-- start of Entries provided --
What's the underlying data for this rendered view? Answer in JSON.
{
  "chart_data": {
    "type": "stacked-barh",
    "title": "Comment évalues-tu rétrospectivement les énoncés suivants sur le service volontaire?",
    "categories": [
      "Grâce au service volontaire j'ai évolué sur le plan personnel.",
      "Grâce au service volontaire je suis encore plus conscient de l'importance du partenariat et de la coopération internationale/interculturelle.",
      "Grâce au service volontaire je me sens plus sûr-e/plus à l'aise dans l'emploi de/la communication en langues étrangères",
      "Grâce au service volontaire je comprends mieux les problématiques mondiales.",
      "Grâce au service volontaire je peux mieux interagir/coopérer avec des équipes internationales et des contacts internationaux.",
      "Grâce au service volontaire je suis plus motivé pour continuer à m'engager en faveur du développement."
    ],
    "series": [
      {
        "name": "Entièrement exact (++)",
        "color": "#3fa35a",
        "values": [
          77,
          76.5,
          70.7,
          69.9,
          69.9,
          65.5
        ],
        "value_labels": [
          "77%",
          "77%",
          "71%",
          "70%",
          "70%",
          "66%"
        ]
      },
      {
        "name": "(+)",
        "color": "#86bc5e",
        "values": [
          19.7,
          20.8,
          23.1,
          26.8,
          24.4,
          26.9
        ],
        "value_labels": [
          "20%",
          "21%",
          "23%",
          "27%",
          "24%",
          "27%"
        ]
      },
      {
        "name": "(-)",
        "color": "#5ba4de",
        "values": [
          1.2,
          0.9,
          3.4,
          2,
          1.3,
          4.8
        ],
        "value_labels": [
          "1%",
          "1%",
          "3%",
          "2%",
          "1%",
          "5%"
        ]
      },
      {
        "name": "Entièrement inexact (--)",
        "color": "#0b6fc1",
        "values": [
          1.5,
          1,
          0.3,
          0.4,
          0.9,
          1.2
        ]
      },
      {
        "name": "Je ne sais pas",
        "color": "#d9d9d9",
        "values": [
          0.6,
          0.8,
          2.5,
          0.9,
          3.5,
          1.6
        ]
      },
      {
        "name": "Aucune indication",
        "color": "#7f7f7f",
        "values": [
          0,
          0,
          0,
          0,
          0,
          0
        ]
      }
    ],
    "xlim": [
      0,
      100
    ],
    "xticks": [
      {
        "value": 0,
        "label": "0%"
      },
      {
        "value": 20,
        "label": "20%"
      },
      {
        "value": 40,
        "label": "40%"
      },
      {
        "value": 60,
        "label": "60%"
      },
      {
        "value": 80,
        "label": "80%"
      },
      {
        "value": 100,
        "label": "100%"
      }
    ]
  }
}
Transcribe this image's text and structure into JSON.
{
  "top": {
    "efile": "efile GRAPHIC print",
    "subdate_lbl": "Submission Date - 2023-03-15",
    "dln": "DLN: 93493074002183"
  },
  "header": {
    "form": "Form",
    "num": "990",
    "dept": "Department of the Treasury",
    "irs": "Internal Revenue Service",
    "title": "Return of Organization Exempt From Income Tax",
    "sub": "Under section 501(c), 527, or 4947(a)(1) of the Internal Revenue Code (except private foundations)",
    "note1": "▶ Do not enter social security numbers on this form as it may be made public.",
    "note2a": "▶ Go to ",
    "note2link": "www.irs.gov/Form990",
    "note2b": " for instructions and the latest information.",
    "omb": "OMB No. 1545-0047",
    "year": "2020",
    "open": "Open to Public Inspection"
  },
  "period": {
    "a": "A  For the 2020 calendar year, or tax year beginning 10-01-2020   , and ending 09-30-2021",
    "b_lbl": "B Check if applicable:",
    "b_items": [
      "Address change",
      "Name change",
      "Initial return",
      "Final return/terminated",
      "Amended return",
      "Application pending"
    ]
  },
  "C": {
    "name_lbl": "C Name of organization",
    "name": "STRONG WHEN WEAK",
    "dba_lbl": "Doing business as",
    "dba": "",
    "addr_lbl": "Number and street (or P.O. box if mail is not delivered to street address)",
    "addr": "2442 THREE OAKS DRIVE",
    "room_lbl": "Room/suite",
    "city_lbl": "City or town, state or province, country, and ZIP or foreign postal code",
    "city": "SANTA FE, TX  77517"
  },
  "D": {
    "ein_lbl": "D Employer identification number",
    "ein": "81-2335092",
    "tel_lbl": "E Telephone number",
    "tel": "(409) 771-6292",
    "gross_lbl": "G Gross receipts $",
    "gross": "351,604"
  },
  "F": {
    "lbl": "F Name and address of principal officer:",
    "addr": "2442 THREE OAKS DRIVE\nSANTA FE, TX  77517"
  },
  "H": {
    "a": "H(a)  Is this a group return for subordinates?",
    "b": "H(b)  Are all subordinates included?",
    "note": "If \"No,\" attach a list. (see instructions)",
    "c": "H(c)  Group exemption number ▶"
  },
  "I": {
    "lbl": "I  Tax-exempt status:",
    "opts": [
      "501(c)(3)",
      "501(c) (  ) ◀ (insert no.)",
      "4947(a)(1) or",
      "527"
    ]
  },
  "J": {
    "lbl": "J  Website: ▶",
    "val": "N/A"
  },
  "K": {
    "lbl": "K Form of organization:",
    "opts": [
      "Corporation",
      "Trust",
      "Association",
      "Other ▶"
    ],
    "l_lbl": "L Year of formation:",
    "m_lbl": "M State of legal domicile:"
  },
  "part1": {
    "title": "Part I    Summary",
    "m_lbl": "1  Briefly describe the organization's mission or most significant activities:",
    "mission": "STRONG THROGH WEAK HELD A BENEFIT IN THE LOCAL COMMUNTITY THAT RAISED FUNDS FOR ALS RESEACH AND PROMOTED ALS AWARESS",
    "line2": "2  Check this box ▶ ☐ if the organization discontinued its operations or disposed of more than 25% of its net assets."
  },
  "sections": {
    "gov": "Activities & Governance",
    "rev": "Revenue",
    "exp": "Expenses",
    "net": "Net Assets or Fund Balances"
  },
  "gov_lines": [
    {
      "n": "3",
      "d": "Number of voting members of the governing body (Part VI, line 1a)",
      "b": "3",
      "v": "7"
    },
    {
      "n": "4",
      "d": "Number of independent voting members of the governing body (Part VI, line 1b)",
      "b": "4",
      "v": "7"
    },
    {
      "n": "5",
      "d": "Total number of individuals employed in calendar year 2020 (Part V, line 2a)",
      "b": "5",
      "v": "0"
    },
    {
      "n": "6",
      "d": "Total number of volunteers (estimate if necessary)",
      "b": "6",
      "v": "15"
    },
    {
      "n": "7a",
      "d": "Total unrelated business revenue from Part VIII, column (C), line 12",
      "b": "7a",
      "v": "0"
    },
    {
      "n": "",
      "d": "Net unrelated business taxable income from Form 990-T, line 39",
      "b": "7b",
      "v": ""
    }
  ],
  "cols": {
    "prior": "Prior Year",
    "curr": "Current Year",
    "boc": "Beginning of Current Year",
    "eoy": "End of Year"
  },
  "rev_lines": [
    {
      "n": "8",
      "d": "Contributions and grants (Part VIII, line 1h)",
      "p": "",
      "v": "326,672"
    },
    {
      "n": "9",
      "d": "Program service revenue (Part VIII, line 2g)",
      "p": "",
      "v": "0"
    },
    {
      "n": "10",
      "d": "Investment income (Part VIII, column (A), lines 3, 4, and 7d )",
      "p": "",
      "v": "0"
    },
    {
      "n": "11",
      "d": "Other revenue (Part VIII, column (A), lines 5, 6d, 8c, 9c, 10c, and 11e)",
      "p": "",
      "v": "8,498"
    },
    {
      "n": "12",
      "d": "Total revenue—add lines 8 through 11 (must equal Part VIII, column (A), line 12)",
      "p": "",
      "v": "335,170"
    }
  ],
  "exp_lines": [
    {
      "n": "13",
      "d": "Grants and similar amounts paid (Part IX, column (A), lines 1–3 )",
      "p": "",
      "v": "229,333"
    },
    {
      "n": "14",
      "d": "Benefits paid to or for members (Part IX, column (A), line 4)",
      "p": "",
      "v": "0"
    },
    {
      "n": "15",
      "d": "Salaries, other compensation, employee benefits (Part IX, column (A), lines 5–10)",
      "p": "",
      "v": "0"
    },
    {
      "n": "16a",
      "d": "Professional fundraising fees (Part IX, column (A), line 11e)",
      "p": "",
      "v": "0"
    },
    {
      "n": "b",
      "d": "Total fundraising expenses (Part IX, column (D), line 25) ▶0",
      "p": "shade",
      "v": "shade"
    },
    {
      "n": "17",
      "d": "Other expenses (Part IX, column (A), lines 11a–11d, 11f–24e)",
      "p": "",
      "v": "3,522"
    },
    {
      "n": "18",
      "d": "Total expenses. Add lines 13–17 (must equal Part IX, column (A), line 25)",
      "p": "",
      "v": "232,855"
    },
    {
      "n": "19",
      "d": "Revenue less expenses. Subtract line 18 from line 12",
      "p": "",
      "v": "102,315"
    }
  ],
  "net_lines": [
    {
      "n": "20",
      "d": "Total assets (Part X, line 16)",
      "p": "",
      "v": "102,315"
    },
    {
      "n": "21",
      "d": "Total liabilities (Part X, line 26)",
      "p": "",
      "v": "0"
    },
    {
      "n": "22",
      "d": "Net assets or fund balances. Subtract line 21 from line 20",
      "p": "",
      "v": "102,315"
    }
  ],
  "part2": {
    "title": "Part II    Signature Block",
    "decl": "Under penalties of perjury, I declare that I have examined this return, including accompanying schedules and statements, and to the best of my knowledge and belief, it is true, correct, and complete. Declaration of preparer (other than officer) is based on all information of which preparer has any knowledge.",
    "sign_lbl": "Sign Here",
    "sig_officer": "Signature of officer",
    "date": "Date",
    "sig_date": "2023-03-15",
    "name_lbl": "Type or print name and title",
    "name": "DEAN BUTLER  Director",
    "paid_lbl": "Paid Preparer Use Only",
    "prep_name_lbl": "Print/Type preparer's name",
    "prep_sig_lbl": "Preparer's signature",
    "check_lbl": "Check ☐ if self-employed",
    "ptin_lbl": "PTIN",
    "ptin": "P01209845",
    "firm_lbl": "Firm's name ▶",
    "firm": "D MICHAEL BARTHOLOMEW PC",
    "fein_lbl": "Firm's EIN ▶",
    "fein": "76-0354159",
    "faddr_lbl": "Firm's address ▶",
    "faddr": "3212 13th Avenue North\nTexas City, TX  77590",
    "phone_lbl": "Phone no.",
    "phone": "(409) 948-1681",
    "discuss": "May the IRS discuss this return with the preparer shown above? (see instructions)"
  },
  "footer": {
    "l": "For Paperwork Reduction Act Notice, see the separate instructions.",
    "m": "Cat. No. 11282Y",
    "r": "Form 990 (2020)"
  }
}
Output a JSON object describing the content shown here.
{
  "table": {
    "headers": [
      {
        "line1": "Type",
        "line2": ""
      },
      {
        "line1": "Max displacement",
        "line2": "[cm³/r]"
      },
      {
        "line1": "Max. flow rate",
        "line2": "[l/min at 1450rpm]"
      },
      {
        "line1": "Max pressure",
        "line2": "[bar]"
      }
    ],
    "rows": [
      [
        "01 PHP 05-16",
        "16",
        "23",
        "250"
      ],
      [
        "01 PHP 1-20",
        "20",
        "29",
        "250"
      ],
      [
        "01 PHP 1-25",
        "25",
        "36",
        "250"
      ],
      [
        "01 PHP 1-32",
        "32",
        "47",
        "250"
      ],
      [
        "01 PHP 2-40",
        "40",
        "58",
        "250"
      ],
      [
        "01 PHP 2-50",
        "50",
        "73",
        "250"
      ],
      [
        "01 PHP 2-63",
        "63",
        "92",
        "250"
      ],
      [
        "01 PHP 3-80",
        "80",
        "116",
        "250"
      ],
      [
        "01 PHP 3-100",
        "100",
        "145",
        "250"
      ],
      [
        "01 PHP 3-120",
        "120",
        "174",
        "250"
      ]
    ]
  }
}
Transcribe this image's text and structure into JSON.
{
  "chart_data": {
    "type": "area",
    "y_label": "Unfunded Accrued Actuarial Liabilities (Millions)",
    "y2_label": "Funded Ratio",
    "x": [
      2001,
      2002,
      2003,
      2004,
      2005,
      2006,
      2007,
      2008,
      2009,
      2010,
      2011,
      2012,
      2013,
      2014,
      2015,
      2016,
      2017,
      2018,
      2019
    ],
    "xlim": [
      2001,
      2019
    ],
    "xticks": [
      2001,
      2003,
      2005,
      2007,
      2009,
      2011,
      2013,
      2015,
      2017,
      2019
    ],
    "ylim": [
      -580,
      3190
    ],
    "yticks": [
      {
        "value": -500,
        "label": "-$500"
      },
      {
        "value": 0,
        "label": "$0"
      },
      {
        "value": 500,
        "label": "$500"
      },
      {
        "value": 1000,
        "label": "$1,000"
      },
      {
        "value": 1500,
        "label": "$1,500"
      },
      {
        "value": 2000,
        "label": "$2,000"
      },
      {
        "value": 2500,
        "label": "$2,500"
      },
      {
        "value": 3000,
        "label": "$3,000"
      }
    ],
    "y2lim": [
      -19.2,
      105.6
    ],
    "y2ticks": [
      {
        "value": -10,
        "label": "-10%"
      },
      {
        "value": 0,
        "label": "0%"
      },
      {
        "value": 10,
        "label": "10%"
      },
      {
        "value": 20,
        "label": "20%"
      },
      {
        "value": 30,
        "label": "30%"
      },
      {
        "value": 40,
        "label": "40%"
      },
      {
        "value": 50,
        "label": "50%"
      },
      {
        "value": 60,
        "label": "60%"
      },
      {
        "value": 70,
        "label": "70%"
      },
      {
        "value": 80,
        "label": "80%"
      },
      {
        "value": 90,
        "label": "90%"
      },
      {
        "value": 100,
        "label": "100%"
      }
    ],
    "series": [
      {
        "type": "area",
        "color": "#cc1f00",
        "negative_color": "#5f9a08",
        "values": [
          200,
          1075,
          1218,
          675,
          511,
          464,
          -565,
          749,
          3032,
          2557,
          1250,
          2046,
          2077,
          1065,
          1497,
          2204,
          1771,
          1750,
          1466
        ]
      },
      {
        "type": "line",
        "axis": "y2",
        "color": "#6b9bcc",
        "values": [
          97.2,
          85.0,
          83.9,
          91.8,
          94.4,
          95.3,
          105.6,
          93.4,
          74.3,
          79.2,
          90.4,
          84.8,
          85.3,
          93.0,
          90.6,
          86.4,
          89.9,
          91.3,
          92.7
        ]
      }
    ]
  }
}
-- end of Entries provided --
■ Job ■
Track down every line of the material containing the string "WEAK", and copy it.

■ Correct result ■
    "name": "STRONG WHEN WEAK",
    "mission": "STRONG THROGH WEAK HELD A BENEFIT IN THE LOCAL COMMUNTITY THAT RAISED FUNDS FOR ALS RESEACH AND PROMOTED ALS AWARESS",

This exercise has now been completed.